» KUTIPAN TEKS:
------------------------------------------------
Dengan polos Natanael bertanya, "Mungkinkah
sesuatu yang baik datang dari Nazaret?" Filipus yang telah berjumpa dengan
Yesus, tidak berusaha untuk menepis, membantah atau membela dengan
argumentasinya. Ia menanggapi, "Datanglah
dan lihatlah". Dalam bahasa sederhana Filupus menanggapi pandangan
miring Natanael itu, "Datanglah dan lihatlah sendiri. Datang dan rasakan
pengalaman yang sudah saya rasakan sendiri." Inilah kesaksian itu yakni,
ketika seseorang mampu menjadi alat yang memperjumpakan orang lain dengan Yesus
sendiri. Lihatlah, Filipus tidak sama sekali membela dan membesar-besarkan
pengalamannya dengan Yesus, apalagi mengagungkan diri lalu mencuri
kemuliaan-Nya. Tidak!
"Lihatlah, inilah seorang Israel sejati, tidak ada kepalsuan di
dalamnya!" (ay.47). Yesus sama sekali tidak menegur apalagi
menyalahkan Natanael atas kesangsiannya terhadap Mesias yang datang dari
Nazaret - Galilea. Kejujuran dan ketulusan betapa pun mungkin terasa janggal
dan meragukan akan dihargai di hadapan Tuhan ketimbang orang yang berpura-pura
mengenal dan memuji-Nya padahal di dalam hati justeru sebaliknya.
------------------------------------------------
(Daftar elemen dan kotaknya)
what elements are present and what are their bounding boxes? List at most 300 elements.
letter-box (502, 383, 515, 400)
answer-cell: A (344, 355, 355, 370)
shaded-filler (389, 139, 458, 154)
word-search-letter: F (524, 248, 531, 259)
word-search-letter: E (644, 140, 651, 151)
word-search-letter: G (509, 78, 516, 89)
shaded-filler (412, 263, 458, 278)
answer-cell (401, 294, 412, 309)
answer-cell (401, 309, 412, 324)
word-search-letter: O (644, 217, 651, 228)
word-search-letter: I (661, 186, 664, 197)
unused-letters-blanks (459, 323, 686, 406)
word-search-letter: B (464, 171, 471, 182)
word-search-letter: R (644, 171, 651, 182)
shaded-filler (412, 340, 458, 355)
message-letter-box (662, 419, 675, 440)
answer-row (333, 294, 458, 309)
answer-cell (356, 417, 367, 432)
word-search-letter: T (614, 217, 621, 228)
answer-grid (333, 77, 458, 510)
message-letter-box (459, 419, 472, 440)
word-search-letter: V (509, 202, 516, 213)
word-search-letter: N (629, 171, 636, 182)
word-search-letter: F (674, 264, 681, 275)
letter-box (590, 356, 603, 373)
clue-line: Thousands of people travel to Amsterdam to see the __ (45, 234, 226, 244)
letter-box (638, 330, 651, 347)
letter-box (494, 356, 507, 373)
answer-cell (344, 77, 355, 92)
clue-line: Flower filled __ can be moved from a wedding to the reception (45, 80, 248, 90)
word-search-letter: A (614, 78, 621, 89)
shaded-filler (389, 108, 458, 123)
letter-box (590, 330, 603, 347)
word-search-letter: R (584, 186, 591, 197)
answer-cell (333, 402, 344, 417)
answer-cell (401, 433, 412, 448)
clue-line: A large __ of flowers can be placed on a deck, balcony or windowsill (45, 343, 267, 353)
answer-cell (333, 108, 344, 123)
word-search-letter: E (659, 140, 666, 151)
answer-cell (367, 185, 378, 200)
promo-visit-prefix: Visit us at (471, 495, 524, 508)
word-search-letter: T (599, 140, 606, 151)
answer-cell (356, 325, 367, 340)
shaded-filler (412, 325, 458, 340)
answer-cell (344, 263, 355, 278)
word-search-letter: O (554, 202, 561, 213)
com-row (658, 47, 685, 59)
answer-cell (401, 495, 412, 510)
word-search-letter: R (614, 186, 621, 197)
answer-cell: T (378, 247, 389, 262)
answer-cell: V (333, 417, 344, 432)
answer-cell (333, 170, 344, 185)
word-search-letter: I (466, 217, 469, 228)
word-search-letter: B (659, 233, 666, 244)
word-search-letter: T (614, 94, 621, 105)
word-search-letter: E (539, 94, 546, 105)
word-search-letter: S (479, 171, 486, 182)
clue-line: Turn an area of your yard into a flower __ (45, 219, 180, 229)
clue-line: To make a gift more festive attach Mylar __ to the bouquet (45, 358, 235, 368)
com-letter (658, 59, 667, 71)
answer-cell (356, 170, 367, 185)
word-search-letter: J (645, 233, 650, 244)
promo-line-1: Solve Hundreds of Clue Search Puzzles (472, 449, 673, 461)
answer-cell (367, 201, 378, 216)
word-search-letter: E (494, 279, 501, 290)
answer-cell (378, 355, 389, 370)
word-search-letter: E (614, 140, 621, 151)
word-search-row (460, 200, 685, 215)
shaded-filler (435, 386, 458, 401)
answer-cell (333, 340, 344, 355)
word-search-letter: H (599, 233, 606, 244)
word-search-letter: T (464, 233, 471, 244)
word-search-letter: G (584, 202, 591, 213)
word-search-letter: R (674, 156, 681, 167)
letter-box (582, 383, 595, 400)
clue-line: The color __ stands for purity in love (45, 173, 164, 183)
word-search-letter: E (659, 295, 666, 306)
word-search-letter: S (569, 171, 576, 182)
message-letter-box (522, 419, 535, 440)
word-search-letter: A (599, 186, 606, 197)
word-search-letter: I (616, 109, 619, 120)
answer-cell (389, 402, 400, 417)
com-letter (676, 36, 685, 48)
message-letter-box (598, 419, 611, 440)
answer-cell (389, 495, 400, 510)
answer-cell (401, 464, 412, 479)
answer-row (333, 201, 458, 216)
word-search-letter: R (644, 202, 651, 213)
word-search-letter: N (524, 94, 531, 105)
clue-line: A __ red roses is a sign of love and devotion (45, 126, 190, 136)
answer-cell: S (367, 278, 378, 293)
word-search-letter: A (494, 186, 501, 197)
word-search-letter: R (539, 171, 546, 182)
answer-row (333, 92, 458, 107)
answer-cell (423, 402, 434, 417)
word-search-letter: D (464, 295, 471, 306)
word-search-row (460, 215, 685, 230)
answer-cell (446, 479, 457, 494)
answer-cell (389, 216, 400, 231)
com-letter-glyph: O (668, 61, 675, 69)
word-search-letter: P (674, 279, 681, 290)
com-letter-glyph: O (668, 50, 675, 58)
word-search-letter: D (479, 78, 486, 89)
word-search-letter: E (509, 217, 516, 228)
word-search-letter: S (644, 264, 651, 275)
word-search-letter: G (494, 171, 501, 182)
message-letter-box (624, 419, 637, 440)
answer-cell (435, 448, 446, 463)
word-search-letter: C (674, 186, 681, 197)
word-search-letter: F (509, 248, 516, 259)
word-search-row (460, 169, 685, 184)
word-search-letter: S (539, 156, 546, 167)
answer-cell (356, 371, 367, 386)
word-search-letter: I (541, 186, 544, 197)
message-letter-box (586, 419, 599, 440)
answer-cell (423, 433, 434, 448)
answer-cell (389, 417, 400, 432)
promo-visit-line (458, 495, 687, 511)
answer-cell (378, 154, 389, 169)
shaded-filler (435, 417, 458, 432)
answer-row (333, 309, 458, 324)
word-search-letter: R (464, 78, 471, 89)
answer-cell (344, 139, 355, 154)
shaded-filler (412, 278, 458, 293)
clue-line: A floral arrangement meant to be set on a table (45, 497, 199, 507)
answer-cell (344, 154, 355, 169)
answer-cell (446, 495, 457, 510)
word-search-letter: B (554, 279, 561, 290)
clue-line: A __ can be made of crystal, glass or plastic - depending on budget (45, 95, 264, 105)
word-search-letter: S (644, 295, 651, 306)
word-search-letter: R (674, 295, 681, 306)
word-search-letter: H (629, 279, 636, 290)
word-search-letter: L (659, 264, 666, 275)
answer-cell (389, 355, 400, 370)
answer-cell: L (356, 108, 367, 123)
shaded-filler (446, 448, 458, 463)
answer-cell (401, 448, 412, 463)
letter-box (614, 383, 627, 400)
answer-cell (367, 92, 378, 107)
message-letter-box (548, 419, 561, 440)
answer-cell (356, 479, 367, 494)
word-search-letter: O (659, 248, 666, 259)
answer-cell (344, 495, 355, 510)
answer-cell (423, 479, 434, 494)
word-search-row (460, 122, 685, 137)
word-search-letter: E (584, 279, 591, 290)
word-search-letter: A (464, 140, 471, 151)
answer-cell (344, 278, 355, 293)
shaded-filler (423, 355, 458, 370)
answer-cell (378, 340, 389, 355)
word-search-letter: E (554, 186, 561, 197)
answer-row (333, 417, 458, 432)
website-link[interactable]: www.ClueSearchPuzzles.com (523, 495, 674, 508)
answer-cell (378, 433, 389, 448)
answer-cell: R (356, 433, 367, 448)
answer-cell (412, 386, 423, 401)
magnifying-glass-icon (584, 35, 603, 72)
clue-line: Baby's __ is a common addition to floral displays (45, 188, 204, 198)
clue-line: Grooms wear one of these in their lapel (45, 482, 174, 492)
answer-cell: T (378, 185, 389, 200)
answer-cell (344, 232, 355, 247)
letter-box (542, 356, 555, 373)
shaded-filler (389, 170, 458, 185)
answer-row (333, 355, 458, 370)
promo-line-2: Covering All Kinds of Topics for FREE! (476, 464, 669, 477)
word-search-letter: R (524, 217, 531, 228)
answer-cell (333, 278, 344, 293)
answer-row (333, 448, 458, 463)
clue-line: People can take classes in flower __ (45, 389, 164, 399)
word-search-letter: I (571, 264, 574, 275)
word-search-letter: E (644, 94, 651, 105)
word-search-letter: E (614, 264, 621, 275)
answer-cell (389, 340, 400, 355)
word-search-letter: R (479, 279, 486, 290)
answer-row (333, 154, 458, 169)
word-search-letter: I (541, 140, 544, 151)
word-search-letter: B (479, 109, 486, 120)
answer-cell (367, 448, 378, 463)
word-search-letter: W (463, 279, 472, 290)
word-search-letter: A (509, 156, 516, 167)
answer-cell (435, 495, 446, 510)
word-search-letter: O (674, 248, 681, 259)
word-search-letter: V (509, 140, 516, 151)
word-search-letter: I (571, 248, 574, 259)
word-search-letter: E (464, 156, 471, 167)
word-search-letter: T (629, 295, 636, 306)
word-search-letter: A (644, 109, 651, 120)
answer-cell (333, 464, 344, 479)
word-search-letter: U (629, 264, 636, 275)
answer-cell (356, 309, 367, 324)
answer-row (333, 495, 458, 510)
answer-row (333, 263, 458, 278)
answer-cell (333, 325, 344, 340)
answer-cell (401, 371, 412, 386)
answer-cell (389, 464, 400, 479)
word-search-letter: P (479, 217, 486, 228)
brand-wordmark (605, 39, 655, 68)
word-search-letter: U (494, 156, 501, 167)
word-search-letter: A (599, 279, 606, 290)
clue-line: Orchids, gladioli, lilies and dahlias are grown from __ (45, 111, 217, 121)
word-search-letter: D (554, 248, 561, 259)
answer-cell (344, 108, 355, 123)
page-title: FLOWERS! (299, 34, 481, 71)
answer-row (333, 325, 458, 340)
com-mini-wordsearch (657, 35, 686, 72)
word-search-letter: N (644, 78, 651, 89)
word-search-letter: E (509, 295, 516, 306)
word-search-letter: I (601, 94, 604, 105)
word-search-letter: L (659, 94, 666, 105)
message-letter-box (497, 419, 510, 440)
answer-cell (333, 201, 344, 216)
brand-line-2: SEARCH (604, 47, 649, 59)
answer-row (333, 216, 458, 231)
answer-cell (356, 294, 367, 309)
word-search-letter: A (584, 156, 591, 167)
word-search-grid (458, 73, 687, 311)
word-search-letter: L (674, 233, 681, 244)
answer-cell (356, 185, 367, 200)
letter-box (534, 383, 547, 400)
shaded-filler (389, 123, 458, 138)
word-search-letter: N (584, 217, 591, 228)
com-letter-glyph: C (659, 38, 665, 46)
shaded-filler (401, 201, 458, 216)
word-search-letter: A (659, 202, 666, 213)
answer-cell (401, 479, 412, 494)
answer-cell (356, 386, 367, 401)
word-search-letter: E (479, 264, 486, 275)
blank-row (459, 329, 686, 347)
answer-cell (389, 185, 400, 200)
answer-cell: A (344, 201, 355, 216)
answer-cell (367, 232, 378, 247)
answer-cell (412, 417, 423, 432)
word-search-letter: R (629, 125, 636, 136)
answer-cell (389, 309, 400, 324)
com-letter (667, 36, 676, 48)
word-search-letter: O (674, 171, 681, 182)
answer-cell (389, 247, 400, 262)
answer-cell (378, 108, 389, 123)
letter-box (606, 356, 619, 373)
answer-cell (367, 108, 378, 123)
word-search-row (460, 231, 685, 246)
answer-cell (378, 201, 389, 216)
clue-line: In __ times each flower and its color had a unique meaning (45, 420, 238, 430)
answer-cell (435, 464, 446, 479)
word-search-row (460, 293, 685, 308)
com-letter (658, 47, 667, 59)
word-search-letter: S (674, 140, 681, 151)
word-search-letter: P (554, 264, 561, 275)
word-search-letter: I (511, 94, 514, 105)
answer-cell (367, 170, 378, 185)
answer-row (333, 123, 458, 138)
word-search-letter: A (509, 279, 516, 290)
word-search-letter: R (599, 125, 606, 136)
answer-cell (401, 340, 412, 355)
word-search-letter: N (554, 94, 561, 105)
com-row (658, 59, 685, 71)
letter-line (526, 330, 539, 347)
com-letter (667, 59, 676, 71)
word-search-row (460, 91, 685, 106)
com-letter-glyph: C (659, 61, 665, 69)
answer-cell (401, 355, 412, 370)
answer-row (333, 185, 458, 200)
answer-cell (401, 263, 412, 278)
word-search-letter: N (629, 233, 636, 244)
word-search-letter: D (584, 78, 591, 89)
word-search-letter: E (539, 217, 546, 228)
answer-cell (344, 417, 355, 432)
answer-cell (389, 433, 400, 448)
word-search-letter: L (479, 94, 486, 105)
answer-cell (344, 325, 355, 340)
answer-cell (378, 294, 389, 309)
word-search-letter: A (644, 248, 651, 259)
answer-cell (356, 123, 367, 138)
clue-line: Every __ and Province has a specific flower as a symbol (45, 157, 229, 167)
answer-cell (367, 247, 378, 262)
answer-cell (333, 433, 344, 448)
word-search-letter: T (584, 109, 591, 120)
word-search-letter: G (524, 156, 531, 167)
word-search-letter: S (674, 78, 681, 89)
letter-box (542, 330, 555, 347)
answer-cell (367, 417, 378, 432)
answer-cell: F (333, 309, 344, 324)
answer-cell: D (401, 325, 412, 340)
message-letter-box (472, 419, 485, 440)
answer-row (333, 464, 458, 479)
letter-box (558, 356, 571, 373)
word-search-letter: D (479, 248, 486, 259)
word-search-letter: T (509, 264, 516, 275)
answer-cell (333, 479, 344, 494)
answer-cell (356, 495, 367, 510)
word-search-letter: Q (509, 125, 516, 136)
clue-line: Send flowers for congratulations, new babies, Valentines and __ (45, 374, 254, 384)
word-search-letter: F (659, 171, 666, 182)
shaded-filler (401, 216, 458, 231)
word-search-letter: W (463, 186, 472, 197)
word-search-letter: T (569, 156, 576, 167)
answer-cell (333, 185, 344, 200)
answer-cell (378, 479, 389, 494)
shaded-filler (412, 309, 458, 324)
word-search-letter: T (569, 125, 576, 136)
------------------------------------------------
» DAFTAR TUGAS:
[A] Jawab pertanyaan berikut berdasarkan kutipan tentang Natanael dan Filipus:
(i) Pertanyaan apa yang diajukan Natanael?
(ii) Dengan kata-kata apa Filipus menanggapinya?
(iii) Kalimat apa yang dikutip dari ayat 47?
[B] Lanjutkan kutipan tentang Natanael dan Filipus mulai dari kalimat terakhirnya.

» JAWABAN TIAP TUGAS:
[A]
(i) "Mungkinkah sesuatu yang baik datang dari Nazaret?"
(ii) "Datanglah dan lihatlah."
(iii) "Lihatlah, inilah seorang Israel sejati, tidak ada kepalsuan di dalamnya!"

[B]
Natanael terhenyak dan
terkejut; bagaimana mungkin Yesus bisa tahu dan melihat dirinya di bawah pohon
ara? Apa yang sedang dia lakukan dan katakan pada saat itu? Tentulah sesuatu yang sangat penting. Berdoa,
rindu menanti dan melihat Mesias! Ternyata kerinduan itu terpenuhi, setidaknya
kalimat inilah yang menggambarkannya, "Rabi,
Engkau Anak ALlah, Engkau Raja orang Israel!"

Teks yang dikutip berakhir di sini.